▶ Exercise goal
Write each line out exactly, leaving none out.

▶ Data supplied
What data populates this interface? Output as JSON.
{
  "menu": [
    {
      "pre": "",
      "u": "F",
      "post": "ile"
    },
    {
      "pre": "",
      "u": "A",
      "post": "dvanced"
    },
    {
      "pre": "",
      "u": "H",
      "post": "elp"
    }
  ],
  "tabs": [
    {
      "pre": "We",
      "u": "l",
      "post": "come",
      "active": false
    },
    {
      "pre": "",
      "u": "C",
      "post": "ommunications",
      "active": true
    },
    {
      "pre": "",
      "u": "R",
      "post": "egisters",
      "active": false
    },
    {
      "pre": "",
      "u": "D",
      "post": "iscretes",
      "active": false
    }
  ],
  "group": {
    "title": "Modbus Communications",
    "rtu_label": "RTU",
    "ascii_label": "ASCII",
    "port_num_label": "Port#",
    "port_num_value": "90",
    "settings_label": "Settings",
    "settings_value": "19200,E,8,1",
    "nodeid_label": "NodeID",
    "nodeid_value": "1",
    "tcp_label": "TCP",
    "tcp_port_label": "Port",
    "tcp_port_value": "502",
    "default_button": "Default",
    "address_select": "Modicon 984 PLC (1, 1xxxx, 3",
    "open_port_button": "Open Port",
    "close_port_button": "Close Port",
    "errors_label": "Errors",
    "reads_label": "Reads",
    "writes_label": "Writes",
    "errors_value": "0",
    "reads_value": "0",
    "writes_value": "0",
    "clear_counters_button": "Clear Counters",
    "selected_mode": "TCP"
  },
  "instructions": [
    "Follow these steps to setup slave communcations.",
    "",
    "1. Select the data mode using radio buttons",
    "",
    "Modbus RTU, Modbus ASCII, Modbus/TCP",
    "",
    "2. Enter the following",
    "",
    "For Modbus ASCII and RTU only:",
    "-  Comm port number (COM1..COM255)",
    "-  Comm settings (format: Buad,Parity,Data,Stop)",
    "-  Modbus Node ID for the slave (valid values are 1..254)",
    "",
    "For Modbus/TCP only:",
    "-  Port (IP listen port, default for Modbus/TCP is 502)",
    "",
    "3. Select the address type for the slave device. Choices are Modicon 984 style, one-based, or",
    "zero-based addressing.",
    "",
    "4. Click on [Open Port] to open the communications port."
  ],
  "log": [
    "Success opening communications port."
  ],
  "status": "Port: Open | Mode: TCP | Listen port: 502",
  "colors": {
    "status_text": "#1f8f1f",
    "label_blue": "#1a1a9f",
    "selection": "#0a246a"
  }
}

▶ Task result
What data populates this interface? Output as JSON.
{
  "menu": [
    {
      "pre": "",
      "u": "F",
      "post": "ile"
    },
    {
      "pre": "",
      "u": "A",
      "post": "dvanced"
    },
    {
      "pre": "",
      "u": "H",
      "post": "elp"
    }
  ],
  "tabs": [
    {
      "pre": "We",
      "u": "l",
      "post": "come",
      "active": false
    },
    {
      "pre": "",
      "u": "C",
      "post": "ommunications",
      "active": true
    },
    {
      "pre": "",
      "u": "R",
      "post": "egisters",
      "active": false
    },
    {
      "pre": "",
      "u": "D",
      "post": "iscretes",
      "active": false
    }
  ],
  "group": {
    "title": "Modbus Communications",
    "rtu_label": "RTU",
    "ascii_label": "ASCII",
    "port_num_label": "Port#",
    "port_num_value": "90",
    "settings_label": "Settings",
    "settings_value": "19200,E,8,1",
    "nodeid_label": "NodeID",
    "nodeid_value": "1",
    "tcp_label": "TCP",
    "tcp_port_label": "Port",
    "tcp_port_value": "502",
    "default_button": "Default",
    "address_select": "Modicon 984 PLC (1, 1xxxx, 3",
    "open_port_button": "Open Port",
    "close_port_button": "Close Port",
    "errors_label": "Errors",
    "reads_label": "Reads",
    "writes_label": "Writes",
    "errors_value": "0",
    "reads_value": "0",
    "writes_value": "0",
    "clear_counters_button": "Clear Counters",
    "selected_mode": "TCP"
  },
  "instructions": [
    "Follow these steps to setup slave communcations.",
    "",
    "1. Select the data mode using radio buttons",
    "",
    "Modbus RTU, Modbus ASCII, Modbus/TCP",
    "",
    "2. Enter the following",
    "",
    "For Modbus ASCII and RTU only:",
    "-  Comm port number (COM1..COM255)",
    "-  Comm settings (format: Buad,Parity,Data,Stop)",
    "-  Modbus Node ID for the slave (valid values are 1..254)",
    "",
    "For Modbus/TCP only:",
    "-  Port (IP listen port, default for Modbus/TCP is 502)",
    "",
    "3. Select the address type for the slave device. Choices are Modicon 984 style, one-based, or",
    "zero-based addressing.",
    "",
    "4. Click on [Open Port] to open the communications port."
  ],
  "log": [
    "Success opening communications port."
  ],
  "status": "Port: Open | Mode: TCP | Listen port: 502",
  "colors": {
    "status_text": "#1f8f1f",
    "label_blue": "#1a1a9f",
    "selection": "#0a246a"
  }
}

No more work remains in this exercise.